* begin Data excerpts *

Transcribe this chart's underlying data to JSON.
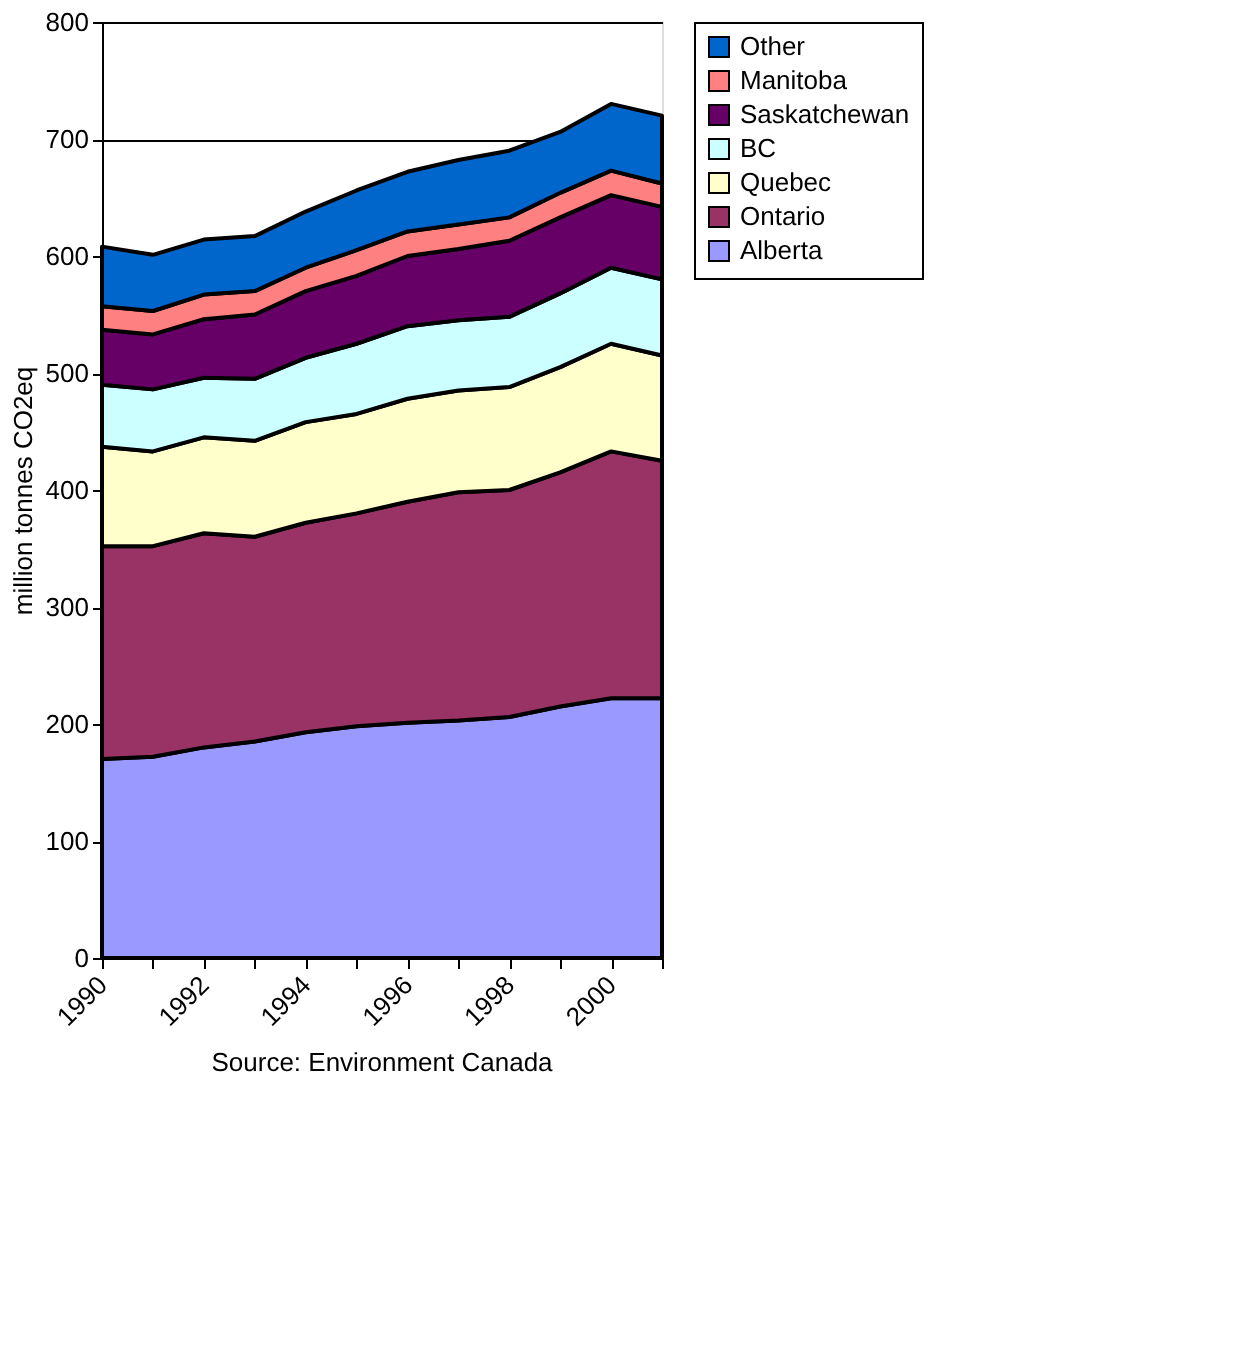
{
  "chart_data": {
    "type": "area",
    "stacked": true,
    "ylabel": "million tonnes CO2eq",
    "categories": [
      "1990",
      null,
      "1992",
      null,
      "1994",
      null,
      "1996",
      null,
      "1998",
      null,
      "2000",
      null
    ],
    "ylim": [
      0,
      800
    ],
    "yticks": [
      0,
      100,
      200,
      300,
      400,
      500,
      600,
      700,
      800
    ],
    "grid": "y",
    "legend": "right",
    "annotations": [
      "Source: Environment Canada"
    ],
    "series": [
      {
        "name": "Alberta",
        "color": "#9999ff",
        "values": [
          170,
          172,
          180,
          185,
          193,
          198,
          201,
          203,
          206,
          215,
          222,
          222
        ]
      },
      {
        "name": "Ontario",
        "color": "#993366",
        "values": [
          182,
          180,
          183,
          175,
          179,
          182,
          189,
          195,
          194,
          200,
          211,
          203
        ]
      },
      {
        "name": "Quebec",
        "color": "#ffffcc",
        "values": [
          85,
          81,
          82,
          82,
          86,
          85,
          88,
          87,
          88,
          90,
          92,
          90
        ]
      },
      {
        "name": "BC",
        "color": "#ccffff",
        "values": [
          53,
          53,
          51,
          53,
          55,
          60,
          62,
          60,
          60,
          63,
          65,
          65
        ]
      },
      {
        "name": "Saskatchewan",
        "color": "#660066",
        "values": [
          47,
          47,
          50,
          55,
          57,
          58,
          60,
          61,
          65,
          65,
          62,
          62
        ]
      },
      {
        "name": "Manitoba",
        "color": "#ff8080",
        "values": [
          20,
          20,
          21,
          20,
          20,
          22,
          21,
          21,
          20,
          21,
          21,
          20
        ]
      },
      {
        "name": "Other",
        "color": "#0066cc",
        "values": [
          51,
          48,
          47,
          47,
          48,
          51,
          51,
          55,
          57,
          52,
          57,
          58
        ]
      }
    ]
  }
}
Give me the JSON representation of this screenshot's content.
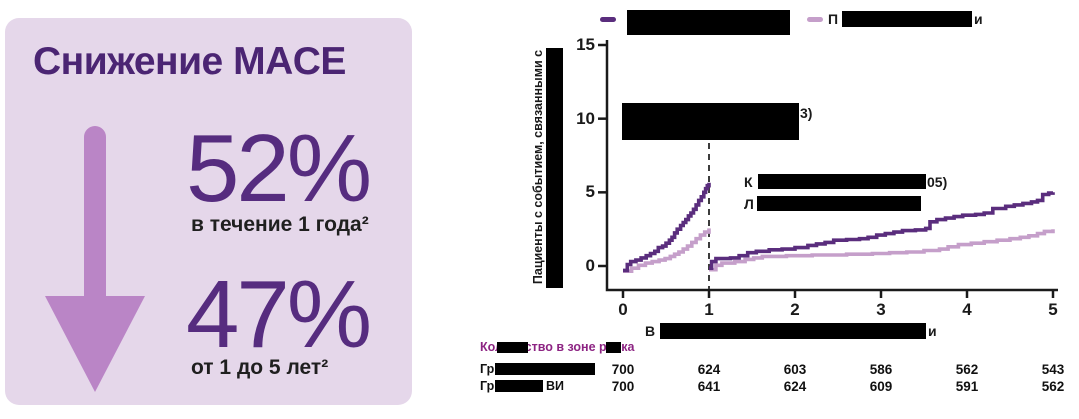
{
  "panel": {
    "title": "Снижение MACE",
    "stats": [
      {
        "value": "52%",
        "caption": "в течение 1 года²"
      },
      {
        "value": "47%",
        "caption": "от 1 до 5 лет²"
      }
    ],
    "colors": {
      "background": "#e5d7ea",
      "title": "#4b2573",
      "arrow": "#ba85c6",
      "value": "#562c7f"
    }
  },
  "chart_data": {
    "type": "line",
    "style": "kaplan-meier-cumulative-incidence-steps",
    "xlim": [
      0,
      5
    ],
    "ylim": [
      0,
      15
    ],
    "xticks": [
      0,
      1,
      2,
      3,
      4,
      5
    ],
    "yticks": [
      0,
      5,
      10,
      15
    ],
    "landmark_x": 1,
    "grid": false,
    "ylabel_visible": "Пациенты с событием, связанными с",
    "ylabel_partially_redacted": true,
    "xlabel_visible_start": "В",
    "xlabel_visible_end": "и",
    "xlabel_partially_redacted": true,
    "legend_position": "top",
    "legend": [
      {
        "name": "dark-series",
        "color": "#5a2d7d",
        "label_redacted": true,
        "label_visible_start": "",
        "label_visible_end": "",
        "lines": 2
      },
      {
        "name": "light-series",
        "color": "#c59fca",
        "label_redacted": true,
        "label_visible_start": "П",
        "label_visible_end": "и",
        "lines": 1
      }
    ],
    "annotations": [
      {
        "lines": 2,
        "redacted": true,
        "line1_prefix": "",
        "line1_suffix": "3)",
        "line2_prefix": ""
      },
      {
        "lines": 2,
        "redacted": true,
        "line1_prefix": "К",
        "line1_suffix": "05)",
        "line2_prefix": "Л"
      }
    ],
    "series": [
      {
        "name": "dark-series",
        "color": "#5a2d7d",
        "segments": [
          [
            [
              0,
              -0.3
            ],
            [
              0.05,
              0.1
            ],
            [
              0.09,
              0.3
            ],
            [
              0.15,
              0.4
            ],
            [
              0.21,
              0.55
            ],
            [
              0.27,
              0.7
            ],
            [
              0.32,
              0.85
            ],
            [
              0.37,
              1.0
            ],
            [
              0.41,
              1.25
            ],
            [
              0.46,
              1.35
            ],
            [
              0.5,
              1.55
            ],
            [
              0.54,
              1.75
            ],
            [
              0.57,
              1.95
            ],
            [
              0.6,
              2.25
            ],
            [
              0.63,
              2.5
            ],
            [
              0.67,
              2.75
            ],
            [
              0.7,
              2.95
            ],
            [
              0.73,
              3.15
            ],
            [
              0.76,
              3.4
            ],
            [
              0.79,
              3.6
            ],
            [
              0.82,
              3.85
            ],
            [
              0.85,
              4.15
            ],
            [
              0.88,
              4.45
            ],
            [
              0.91,
              4.7
            ],
            [
              0.94,
              5.0
            ],
            [
              0.96,
              5.25
            ],
            [
              0.98,
              5.45
            ],
            [
              1,
              5.65
            ]
          ],
          [
            [
              1,
              -0.15
            ],
            [
              1.03,
              0.3
            ],
            [
              1.08,
              0.5
            ],
            [
              1.25,
              0.55
            ],
            [
              1.35,
              0.7
            ],
            [
              1.45,
              0.9
            ],
            [
              1.55,
              1.0
            ],
            [
              1.7,
              1.1
            ],
            [
              1.85,
              1.15
            ],
            [
              2.0,
              1.25
            ],
            [
              2.15,
              1.4
            ],
            [
              2.25,
              1.5
            ],
            [
              2.35,
              1.6
            ],
            [
              2.45,
              1.75
            ],
            [
              2.6,
              1.8
            ],
            [
              2.75,
              1.85
            ],
            [
              2.85,
              1.95
            ],
            [
              2.95,
              2.1
            ],
            [
              3.05,
              2.2
            ],
            [
              3.15,
              2.3
            ],
            [
              3.25,
              2.4
            ],
            [
              3.4,
              2.45
            ],
            [
              3.52,
              2.55
            ],
            [
              3.57,
              3.0
            ],
            [
              3.65,
              3.15
            ],
            [
              3.75,
              3.25
            ],
            [
              3.85,
              3.35
            ],
            [
              3.95,
              3.45
            ],
            [
              4.1,
              3.5
            ],
            [
              4.2,
              3.6
            ],
            [
              4.3,
              3.9
            ],
            [
              4.45,
              4.05
            ],
            [
              4.55,
              4.15
            ],
            [
              4.65,
              4.25
            ],
            [
              4.75,
              4.35
            ],
            [
              4.82,
              4.45
            ],
            [
              4.88,
              4.85
            ],
            [
              4.95,
              4.95
            ],
            [
              5,
              5.0
            ]
          ]
        ]
      },
      {
        "name": "light-series",
        "color": "#c59fca",
        "segments": [
          [
            [
              0,
              -0.35
            ],
            [
              0.1,
              -0.15
            ],
            [
              0.18,
              0.05
            ],
            [
              0.26,
              0.2
            ],
            [
              0.34,
              0.3
            ],
            [
              0.42,
              0.4
            ],
            [
              0.49,
              0.5
            ],
            [
              0.55,
              0.65
            ],
            [
              0.6,
              0.8
            ],
            [
              0.65,
              0.95
            ],
            [
              0.7,
              1.15
            ],
            [
              0.75,
              1.35
            ],
            [
              0.8,
              1.6
            ],
            [
              0.85,
              1.85
            ],
            [
              0.9,
              2.1
            ],
            [
              0.95,
              2.3
            ],
            [
              1,
              2.55
            ]
          ],
          [
            [
              1,
              -0.25
            ],
            [
              1.08,
              0.05
            ],
            [
              1.15,
              0.2
            ],
            [
              1.3,
              0.3
            ],
            [
              1.42,
              0.45
            ],
            [
              1.52,
              0.55
            ],
            [
              1.62,
              0.65
            ],
            [
              1.9,
              0.7
            ],
            [
              2.2,
              0.75
            ],
            [
              2.6,
              0.8
            ],
            [
              2.9,
              0.85
            ],
            [
              3.1,
              0.9
            ],
            [
              3.3,
              0.95
            ],
            [
              3.5,
              1.05
            ],
            [
              3.68,
              1.15
            ],
            [
              3.78,
              1.3
            ],
            [
              3.9,
              1.45
            ],
            [
              4.05,
              1.55
            ],
            [
              4.2,
              1.65
            ],
            [
              4.35,
              1.75
            ],
            [
              4.5,
              1.85
            ],
            [
              4.62,
              1.95
            ],
            [
              4.72,
              2.05
            ],
            [
              4.82,
              2.2
            ],
            [
              4.9,
              2.35
            ],
            [
              5,
              2.5
            ]
          ]
        ]
      }
    ]
  },
  "risk_table": {
    "title": "Количество в зоне риска",
    "title_color": "#8d2483",
    "rows": [
      {
        "label_visible_start": "Гр",
        "label_visible_end": "",
        "values": [
          700,
          624,
          603,
          586,
          562,
          543
        ]
      },
      {
        "label_visible_start": "Гр",
        "label_visible_end": "ВИ",
        "values": [
          700,
          641,
          624,
          609,
          591,
          562
        ]
      }
    ]
  }
}
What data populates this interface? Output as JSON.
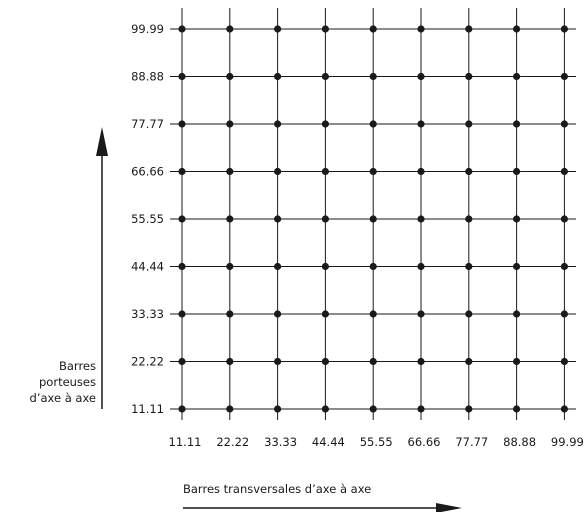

* end Data excerpts *

Written problem
Each line containing the word "true" counts once; say how many such lines there are, giving only the number.

Solution to the exercise
7